»»

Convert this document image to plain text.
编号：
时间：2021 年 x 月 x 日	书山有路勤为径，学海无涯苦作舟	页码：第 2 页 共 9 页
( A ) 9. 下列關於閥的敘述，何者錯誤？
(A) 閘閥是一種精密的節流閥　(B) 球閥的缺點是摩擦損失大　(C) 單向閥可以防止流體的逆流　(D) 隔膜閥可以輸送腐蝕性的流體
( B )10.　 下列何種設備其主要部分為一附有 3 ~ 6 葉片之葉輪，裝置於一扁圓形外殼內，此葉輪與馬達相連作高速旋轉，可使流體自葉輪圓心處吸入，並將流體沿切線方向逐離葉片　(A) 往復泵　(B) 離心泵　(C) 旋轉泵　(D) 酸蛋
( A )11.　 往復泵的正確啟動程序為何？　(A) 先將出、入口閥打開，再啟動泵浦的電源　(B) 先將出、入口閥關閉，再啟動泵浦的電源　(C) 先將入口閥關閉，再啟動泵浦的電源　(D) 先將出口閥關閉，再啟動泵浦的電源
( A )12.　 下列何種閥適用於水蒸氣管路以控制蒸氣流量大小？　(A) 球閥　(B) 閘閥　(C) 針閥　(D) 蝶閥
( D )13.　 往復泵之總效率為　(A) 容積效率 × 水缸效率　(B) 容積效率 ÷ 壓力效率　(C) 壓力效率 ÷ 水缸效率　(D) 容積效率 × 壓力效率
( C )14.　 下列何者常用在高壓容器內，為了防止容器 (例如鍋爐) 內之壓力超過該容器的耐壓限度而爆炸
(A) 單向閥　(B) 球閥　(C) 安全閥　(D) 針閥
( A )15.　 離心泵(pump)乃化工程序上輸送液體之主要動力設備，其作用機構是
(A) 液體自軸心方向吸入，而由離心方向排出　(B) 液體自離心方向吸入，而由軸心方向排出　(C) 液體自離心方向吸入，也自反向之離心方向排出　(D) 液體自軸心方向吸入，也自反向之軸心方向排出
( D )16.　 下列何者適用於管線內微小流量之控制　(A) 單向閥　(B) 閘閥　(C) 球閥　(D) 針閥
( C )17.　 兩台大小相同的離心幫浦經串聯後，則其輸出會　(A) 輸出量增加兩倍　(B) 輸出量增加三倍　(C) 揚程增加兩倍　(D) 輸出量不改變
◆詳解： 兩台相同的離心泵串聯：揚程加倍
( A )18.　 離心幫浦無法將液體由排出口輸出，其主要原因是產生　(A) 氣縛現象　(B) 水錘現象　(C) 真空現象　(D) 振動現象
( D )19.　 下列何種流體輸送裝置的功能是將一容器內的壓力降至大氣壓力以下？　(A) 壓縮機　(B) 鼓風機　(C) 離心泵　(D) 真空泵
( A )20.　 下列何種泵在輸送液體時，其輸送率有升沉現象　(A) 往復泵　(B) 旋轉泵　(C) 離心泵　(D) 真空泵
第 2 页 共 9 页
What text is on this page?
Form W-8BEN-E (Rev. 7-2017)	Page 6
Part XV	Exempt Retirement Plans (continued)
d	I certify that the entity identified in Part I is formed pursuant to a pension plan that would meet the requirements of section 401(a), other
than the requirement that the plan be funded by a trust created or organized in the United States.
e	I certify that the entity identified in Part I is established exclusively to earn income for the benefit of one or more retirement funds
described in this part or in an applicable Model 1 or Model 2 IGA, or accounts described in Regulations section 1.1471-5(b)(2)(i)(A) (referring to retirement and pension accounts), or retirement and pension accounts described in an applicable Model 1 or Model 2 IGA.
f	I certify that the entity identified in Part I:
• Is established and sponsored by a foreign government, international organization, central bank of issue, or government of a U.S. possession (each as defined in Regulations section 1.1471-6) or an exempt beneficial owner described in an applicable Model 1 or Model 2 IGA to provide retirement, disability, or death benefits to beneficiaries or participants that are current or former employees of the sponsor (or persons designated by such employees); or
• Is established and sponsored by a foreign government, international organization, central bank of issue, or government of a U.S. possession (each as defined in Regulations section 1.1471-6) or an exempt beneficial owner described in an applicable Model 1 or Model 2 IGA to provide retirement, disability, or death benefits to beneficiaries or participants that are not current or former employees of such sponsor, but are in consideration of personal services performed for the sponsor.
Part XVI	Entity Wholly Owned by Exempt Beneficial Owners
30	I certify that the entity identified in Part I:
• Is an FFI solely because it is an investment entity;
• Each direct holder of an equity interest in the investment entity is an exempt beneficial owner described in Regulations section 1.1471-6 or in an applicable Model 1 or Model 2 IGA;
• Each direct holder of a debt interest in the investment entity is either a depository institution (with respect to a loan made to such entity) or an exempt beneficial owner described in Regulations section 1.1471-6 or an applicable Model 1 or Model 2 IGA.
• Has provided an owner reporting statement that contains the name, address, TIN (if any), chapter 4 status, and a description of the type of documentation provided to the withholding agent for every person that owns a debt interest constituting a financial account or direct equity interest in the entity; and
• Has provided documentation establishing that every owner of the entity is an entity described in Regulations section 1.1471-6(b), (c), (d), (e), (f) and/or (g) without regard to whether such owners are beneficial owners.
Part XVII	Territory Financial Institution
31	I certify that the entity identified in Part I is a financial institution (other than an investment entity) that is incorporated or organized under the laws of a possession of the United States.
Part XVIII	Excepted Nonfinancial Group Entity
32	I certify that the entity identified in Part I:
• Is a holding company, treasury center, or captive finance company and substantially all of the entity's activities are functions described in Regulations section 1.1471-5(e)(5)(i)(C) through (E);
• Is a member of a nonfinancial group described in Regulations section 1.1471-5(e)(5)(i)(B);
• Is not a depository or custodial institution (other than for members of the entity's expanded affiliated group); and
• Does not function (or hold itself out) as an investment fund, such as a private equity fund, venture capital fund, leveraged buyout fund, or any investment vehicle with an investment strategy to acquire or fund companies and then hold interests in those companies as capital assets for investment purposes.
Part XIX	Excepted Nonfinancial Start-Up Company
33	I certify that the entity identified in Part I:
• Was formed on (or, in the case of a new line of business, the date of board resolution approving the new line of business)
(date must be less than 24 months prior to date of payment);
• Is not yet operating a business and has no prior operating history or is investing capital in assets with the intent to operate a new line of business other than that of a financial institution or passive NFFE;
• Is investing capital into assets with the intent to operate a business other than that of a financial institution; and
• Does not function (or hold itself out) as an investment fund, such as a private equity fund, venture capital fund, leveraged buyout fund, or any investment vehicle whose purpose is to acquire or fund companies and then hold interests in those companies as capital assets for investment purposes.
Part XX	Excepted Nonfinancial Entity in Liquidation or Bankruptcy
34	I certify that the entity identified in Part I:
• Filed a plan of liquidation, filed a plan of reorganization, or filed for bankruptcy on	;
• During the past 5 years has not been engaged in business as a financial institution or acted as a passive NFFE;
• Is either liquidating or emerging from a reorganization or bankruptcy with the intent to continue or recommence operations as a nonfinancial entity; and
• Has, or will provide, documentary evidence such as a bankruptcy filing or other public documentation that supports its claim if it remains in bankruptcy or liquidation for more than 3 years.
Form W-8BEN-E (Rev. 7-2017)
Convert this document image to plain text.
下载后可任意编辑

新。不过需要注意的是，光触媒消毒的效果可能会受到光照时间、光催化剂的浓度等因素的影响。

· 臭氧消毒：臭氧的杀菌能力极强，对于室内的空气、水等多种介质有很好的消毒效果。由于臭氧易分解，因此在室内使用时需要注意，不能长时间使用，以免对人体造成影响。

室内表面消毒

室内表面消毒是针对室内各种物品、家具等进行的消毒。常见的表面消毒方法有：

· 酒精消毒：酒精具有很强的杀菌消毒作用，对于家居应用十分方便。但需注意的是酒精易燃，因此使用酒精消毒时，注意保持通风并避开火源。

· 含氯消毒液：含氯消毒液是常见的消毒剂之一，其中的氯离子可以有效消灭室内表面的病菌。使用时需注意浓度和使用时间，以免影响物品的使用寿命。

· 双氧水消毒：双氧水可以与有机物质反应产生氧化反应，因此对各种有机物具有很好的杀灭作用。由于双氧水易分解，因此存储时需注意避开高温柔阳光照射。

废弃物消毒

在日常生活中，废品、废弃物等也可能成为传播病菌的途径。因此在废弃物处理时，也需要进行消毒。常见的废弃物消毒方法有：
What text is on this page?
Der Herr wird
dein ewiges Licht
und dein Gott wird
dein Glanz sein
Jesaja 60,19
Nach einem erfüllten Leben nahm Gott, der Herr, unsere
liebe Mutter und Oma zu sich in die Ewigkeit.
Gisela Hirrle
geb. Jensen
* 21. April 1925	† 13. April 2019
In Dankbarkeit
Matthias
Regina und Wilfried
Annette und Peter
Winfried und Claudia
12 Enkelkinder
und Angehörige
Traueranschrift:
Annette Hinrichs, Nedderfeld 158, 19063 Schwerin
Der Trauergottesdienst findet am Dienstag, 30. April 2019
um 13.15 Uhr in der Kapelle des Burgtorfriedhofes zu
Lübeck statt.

««

What needs to be done.
Return each line of the listing that holds the string "depository".

Result for this exercise.
• Each direct holder of a debt interest in the investment entity is either a depository institution (with respect to a loan made to such entity) or an exempt beneficial owner described in Regulations section 1.1471-6 or an applicable Model 1 or Model 2 IGA.
• Is not a depository or custodial institution (other than for members of the entity's expanded affiliated group); and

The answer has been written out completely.